◆ Problem to solve
Output every line of the data exactly as it appears.

◆ Given entries
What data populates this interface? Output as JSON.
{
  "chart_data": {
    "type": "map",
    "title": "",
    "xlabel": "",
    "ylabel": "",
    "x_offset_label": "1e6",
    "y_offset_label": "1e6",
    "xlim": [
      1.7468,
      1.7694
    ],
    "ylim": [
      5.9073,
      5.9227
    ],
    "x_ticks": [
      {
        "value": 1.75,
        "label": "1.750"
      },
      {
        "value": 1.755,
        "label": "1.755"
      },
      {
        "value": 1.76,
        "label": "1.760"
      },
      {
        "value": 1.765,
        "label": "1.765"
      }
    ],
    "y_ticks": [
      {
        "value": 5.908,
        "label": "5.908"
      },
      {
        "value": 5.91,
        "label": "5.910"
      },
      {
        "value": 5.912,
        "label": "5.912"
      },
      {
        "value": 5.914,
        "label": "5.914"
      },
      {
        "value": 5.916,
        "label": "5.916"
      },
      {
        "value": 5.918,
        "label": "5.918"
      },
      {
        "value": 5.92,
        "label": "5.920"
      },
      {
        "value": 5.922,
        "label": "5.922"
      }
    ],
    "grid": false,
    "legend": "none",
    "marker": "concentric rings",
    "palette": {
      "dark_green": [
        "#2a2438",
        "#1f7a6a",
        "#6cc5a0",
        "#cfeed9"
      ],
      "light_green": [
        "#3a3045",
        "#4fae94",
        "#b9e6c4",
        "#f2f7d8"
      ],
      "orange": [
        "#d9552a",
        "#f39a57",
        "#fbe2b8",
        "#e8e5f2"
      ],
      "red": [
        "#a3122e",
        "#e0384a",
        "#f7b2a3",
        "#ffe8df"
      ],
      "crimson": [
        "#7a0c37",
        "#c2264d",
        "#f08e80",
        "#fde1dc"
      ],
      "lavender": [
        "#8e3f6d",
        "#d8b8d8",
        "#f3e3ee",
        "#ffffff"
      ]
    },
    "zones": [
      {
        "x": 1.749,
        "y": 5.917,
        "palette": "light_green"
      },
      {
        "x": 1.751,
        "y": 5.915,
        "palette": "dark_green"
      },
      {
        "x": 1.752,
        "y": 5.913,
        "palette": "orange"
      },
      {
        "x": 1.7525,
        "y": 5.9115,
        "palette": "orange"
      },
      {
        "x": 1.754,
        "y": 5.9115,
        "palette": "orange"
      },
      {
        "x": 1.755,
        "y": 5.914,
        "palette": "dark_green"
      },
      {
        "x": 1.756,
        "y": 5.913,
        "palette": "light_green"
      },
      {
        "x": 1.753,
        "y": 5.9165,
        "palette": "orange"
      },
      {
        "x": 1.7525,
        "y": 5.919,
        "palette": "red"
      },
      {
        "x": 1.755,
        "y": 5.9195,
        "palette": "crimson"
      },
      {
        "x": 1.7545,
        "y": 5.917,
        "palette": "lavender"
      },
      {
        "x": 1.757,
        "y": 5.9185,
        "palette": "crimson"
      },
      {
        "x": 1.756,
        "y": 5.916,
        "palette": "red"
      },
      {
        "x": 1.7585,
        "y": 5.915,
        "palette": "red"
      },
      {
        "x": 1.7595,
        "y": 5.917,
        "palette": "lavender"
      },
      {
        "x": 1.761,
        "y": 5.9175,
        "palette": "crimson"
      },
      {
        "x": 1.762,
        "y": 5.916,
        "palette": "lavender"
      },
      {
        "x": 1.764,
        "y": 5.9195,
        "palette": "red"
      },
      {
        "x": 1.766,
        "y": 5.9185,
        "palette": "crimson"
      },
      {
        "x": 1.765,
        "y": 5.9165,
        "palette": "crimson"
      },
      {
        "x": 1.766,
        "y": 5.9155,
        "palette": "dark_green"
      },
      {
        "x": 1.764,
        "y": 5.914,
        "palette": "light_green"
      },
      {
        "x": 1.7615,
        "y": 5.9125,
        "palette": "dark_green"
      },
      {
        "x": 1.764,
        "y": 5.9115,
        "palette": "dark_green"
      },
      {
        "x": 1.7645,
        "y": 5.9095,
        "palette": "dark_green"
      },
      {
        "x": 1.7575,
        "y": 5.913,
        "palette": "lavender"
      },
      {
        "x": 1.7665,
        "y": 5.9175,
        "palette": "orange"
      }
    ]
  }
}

◆ Finished task
What data populates this interface? Output as JSON.
{
  "chart_data": {
    "type": "map",
    "title": "",
    "xlabel": "",
    "ylabel": "",
    "x_offset_label": "1e6",
    "y_offset_label": "1e6",
    "xlim": [
      1.7468,
      1.7694
    ],
    "ylim": [
      5.9073,
      5.9227
    ],
    "x_ticks": [
      {
        "value": 1.75,
        "label": "1.750"
      },
      {
        "value": 1.755,
        "label": "1.755"
      },
      {
        "value": 1.76,
        "label": "1.760"
      },
      {
        "value": 1.765,
        "label": "1.765"
      }
    ],
    "y_ticks": [
      {
        "value": 5.908,
        "label": "5.908"
      },
      {
        "value": 5.91,
        "label": "5.910"
      },
      {
        "value": 5.912,
        "label": "5.912"
      },
      {
        "value": 5.914,
        "label": "5.914"
      },
      {
        "value": 5.916,
        "label": "5.916"
      },
      {
        "value": 5.918,
        "label": "5.918"
      },
      {
        "value": 5.92,
        "label": "5.920"
      },
      {
        "value": 5.922,
        "label": "5.922"
      }
    ],
    "grid": false,
    "legend": "none",
    "marker": "concentric rings",
    "palette": {
      "dark_green": [
        "#2a2438",
        "#1f7a6a",
        "#6cc5a0",
        "#cfeed9"
      ],
      "light_green": [
        "#3a3045",
        "#4fae94",
        "#b9e6c4",
        "#f2f7d8"
      ],
      "orange": [
        "#d9552a",
        "#f39a57",
        "#fbe2b8",
        "#e8e5f2"
      ],
      "red": [
        "#a3122e",
        "#e0384a",
        "#f7b2a3",
        "#ffe8df"
      ],
      "crimson": [
        "#7a0c37",
        "#c2264d",
        "#f08e80",
        "#fde1dc"
      ],
      "lavender": [
        "#8e3f6d",
        "#d8b8d8",
        "#f3e3ee",
        "#ffffff"
      ]
    },
    "zones": [
      {
        "x": 1.749,
        "y": 5.917,
        "palette": "light_green"
      },
      {
        "x": 1.751,
        "y": 5.915,
        "palette": "dark_green"
      },
      {
        "x": 1.752,
        "y": 5.913,
        "palette": "orange"
      },
      {
        "x": 1.7525,
        "y": 5.9115,
        "palette": "orange"
      },
      {
        "x": 1.754,
        "y": 5.9115,
        "palette": "orange"
      },
      {
        "x": 1.755,
        "y": 5.914,
        "palette": "dark_green"
      },
      {
        "x": 1.756,
        "y": 5.913,
        "palette": "light_green"
      },
      {
        "x": 1.753,
        "y": 5.9165,
        "palette": "orange"
      },
      {
        "x": 1.7525,
        "y": 5.919,
        "palette": "red"
      },
      {
        "x": 1.755,
        "y": 5.9195,
        "palette": "crimson"
      },
      {
        "x": 1.7545,
        "y": 5.917,
        "palette": "lavender"
      },
      {
        "x": 1.757,
        "y": 5.9185,
        "palette": "crimson"
      },
      {
        "x": 1.756,
        "y": 5.916,
        "palette": "red"
      },
      {
        "x": 1.7585,
        "y": 5.915,
        "palette": "red"
      },
      {
        "x": 1.7595,
        "y": 5.917,
        "palette": "lavender"
      },
      {
        "x": 1.761,
        "y": 5.9175,
        "palette": "crimson"
      },
      {
        "x": 1.762,
        "y": 5.916,
        "palette": "lavender"
      },
      {
        "x": 1.764,
        "y": 5.9195,
        "palette": "red"
      },
      {
        "x": 1.766,
        "y": 5.9185,
        "palette": "crimson"
      },
      {
        "x": 1.765,
        "y": 5.9165,
        "palette": "crimson"
      },
      {
        "x": 1.766,
        "y": 5.9155,
        "palette": "dark_green"
      },
      {
        "x": 1.764,
        "y": 5.914,
        "palette": "light_green"
      },
      {
        "x": 1.7615,
        "y": 5.9125,
        "palette": "dark_green"
      },
      {
        "x": 1.764,
        "y": 5.9115,
        "palette": "dark_green"
      },
      {
        "x": 1.7645,
        "y": 5.9095,
        "palette": "dark_green"
      },
      {
        "x": 1.7575,
        "y": 5.913,
        "palette": "lavender"
      },
      {
        "x": 1.7665,
        "y": 5.9175,
        "palette": "orange"
      }
    ]
  }
}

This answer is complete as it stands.